- [A run of records]:
══════════════════════════════

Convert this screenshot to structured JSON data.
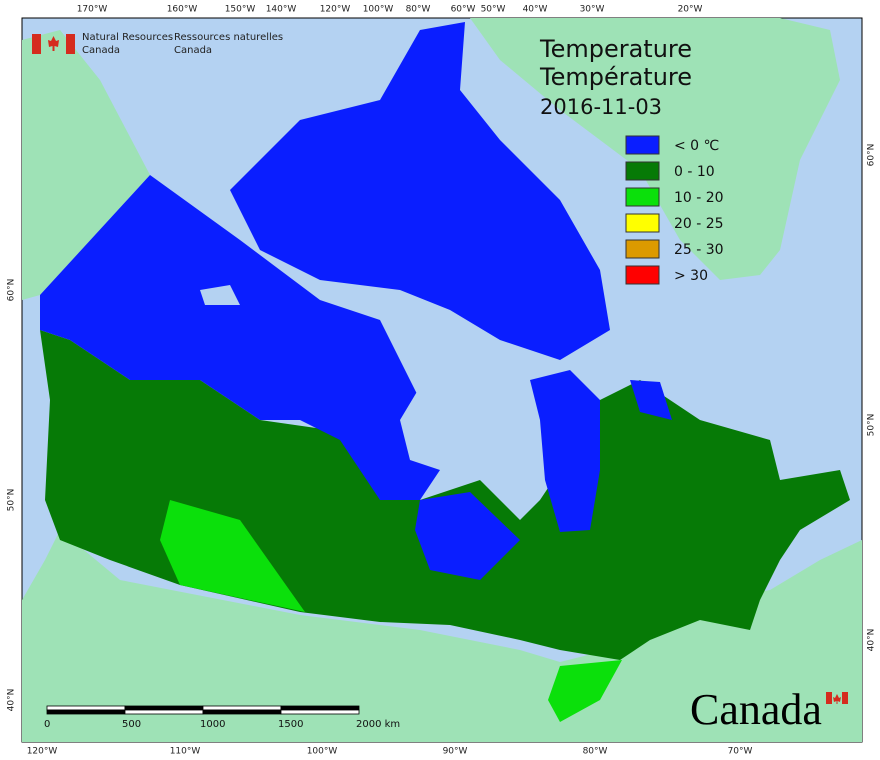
{
  "header": {
    "title_en": "Temperature",
    "title_fr": "Température",
    "date": "2016-11-03"
  },
  "legend": [
    {
      "label": "< 0 ℃",
      "color": "#0a1eff"
    },
    {
      "label": "0 - 10",
      "color": "#067a06"
    },
    {
      "label": "10 - 20",
      "color": "#0be00b"
    },
    {
      "label": "20 - 25",
      "color": "#ffff00"
    },
    {
      "label": "25 - 30",
      "color": "#dc9a00"
    },
    {
      "label": "> 30",
      "color": "#ff0000"
    }
  ],
  "signature": {
    "en": [
      "Natural Resources",
      "Canada"
    ],
    "fr": [
      "Ressources naturelles",
      "Canada"
    ]
  },
  "wordmark": "Canada",
  "graticule": {
    "top": [
      "170°W",
      "160°W",
      "150°W",
      "140°W",
      "120°W",
      "100°W",
      "80°W",
      "60°W",
      "50°W",
      "40°W",
      "30°W",
      "20°W"
    ],
    "bottom": [
      "120°W",
      "110°W",
      "100°W",
      "90°W",
      "80°W",
      "70°W"
    ],
    "left": [
      "60°N",
      "50°N",
      "40°N"
    ],
    "right": [
      "60°N",
      "50°N",
      "40°N"
    ]
  },
  "scale_bar": [
    "0",
    "500",
    "1000",
    "1500",
    "2000 km"
  ]
}
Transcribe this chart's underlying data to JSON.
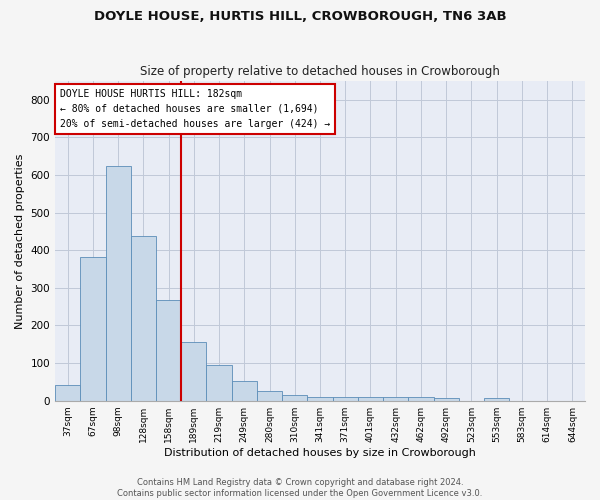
{
  "title": "DOYLE HOUSE, HURTIS HILL, CROWBOROUGH, TN6 3AB",
  "subtitle": "Size of property relative to detached houses in Crowborough",
  "xlabel": "Distribution of detached houses by size in Crowborough",
  "ylabel": "Number of detached properties",
  "categories": [
    "37sqm",
    "67sqm",
    "98sqm",
    "128sqm",
    "158sqm",
    "189sqm",
    "219sqm",
    "249sqm",
    "280sqm",
    "310sqm",
    "341sqm",
    "371sqm",
    "401sqm",
    "432sqm",
    "462sqm",
    "492sqm",
    "523sqm",
    "553sqm",
    "583sqm",
    "614sqm",
    "644sqm"
  ],
  "values": [
    43,
    383,
    625,
    438,
    268,
    155,
    95,
    52,
    27,
    15,
    10,
    10,
    10,
    10,
    10,
    8,
    0,
    8,
    0,
    0,
    0
  ],
  "bar_color": "#c8d8e8",
  "bar_edge_color": "#5b8db8",
  "reference_line_color": "#cc0000",
  "annotation_text": "DOYLE HOUSE HURTIS HILL: 182sqm\n← 80% of detached houses are smaller (1,694)\n20% of semi-detached houses are larger (424) →",
  "annotation_box_color": "#ffffff",
  "annotation_box_edge_color": "#cc0000",
  "ylim": [
    0,
    850
  ],
  "yticks": [
    0,
    100,
    200,
    300,
    400,
    500,
    600,
    700,
    800
  ],
  "grid_color": "#c0c8d8",
  "background_color": "#e8ecf5",
  "fig_background": "#f5f5f5",
  "footer": "Contains HM Land Registry data © Crown copyright and database right 2024.\nContains public sector information licensed under the Open Government Licence v3.0.",
  "figsize": [
    6.0,
    5.0
  ],
  "dpi": 100
}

══════════════════════════════

- [PROBLEM]: Repeat the records above verbatim, with no pictures in the result.

- [COMPLETE RESPONSE]:
Convert this screenshot to structured JSON data.
{
  "header": {
    "title_en": "Temperature",
    "title_fr": "Température",
    "date": "2016-11-03"
  },
  "legend": [
    {
      "label": "< 0 ℃",
      "color": "#0a1eff"
    },
    {
      "label": "0 - 10",
      "color": "#067a06"
    },
    {
      "label": "10 - 20",
      "color": "#0be00b"
    },
    {
      "label": "20 - 25",
      "color": "#ffff00"
    },
    {
      "label": "25 - 30",
      "color": "#dc9a00"
    },
    {
      "label": "> 30",
      "color": "#ff0000"
    }
  ],
  "signature": {
    "en": [
      "Natural Resources",
      "Canada"
    ],
    "fr": [
      "Ressources naturelles",
      "Canada"
    ]
  },
  "wordmark": "Canada",
  "graticule": {
    "top": [
      "170°W",
      "160°W",
      "150°W",
      "140°W",
      "120°W",
      "100°W",
      "80°W",
      "60°W",
      "50°W",
      "40°W",
      "30°W",
      "20°W"
    ],
    "bottom": [
      "120°W",
      "110°W",
      "100°W",
      "90°W",
      "80°W",
      "70°W"
    ],
    "left": [
      "60°N",
      "50°N",
      "40°N"
    ],
    "right": [
      "60°N",
      "50°N",
      "40°N"
    ]
  },
  "scale_bar": [
    "0",
    "500",
    "1000",
    "1500",
    "2000 km"
  ]
}
Transcribe this chart's underlying data to JSON.
{
  "title": "DOYLE HOUSE, HURTIS HILL, CROWBOROUGH, TN6 3AB",
  "subtitle": "Size of property relative to detached houses in Crowborough",
  "xlabel": "Distribution of detached houses by size in Crowborough",
  "ylabel": "Number of detached properties",
  "categories": [
    "37sqm",
    "67sqm",
    "98sqm",
    "128sqm",
    "158sqm",
    "189sqm",
    "219sqm",
    "249sqm",
    "280sqm",
    "310sqm",
    "341sqm",
    "371sqm",
    "401sqm",
    "432sqm",
    "462sqm",
    "492sqm",
    "523sqm",
    "553sqm",
    "583sqm",
    "614sqm",
    "644sqm"
  ],
  "values": [
    43,
    383,
    625,
    438,
    268,
    155,
    95,
    52,
    27,
    15,
    10,
    10,
    10,
    10,
    10,
    8,
    0,
    8,
    0,
    0,
    0
  ],
  "bar_color": "#c8d8e8",
  "bar_edge_color": "#5b8db8",
  "reference_line_color": "#cc0000",
  "annotation_text": "DOYLE HOUSE HURTIS HILL: 182sqm\n← 80% of detached houses are smaller (1,694)\n20% of semi-detached houses are larger (424) →",
  "annotation_box_color": "#ffffff",
  "annotation_box_edge_color": "#cc0000",
  "ylim": [
    0,
    850
  ],
  "yticks": [
    0,
    100,
    200,
    300,
    400,
    500,
    600,
    700,
    800
  ],
  "grid_color": "#c0c8d8",
  "background_color": "#e8ecf5",
  "fig_background": "#f5f5f5",
  "footer": "Contains HM Land Registry data © Crown copyright and database right 2024.\nContains public sector information licensed under the Open Government Licence v3.0.",
  "figsize": [
    6.0,
    5.0
  ],
  "dpi": 100
}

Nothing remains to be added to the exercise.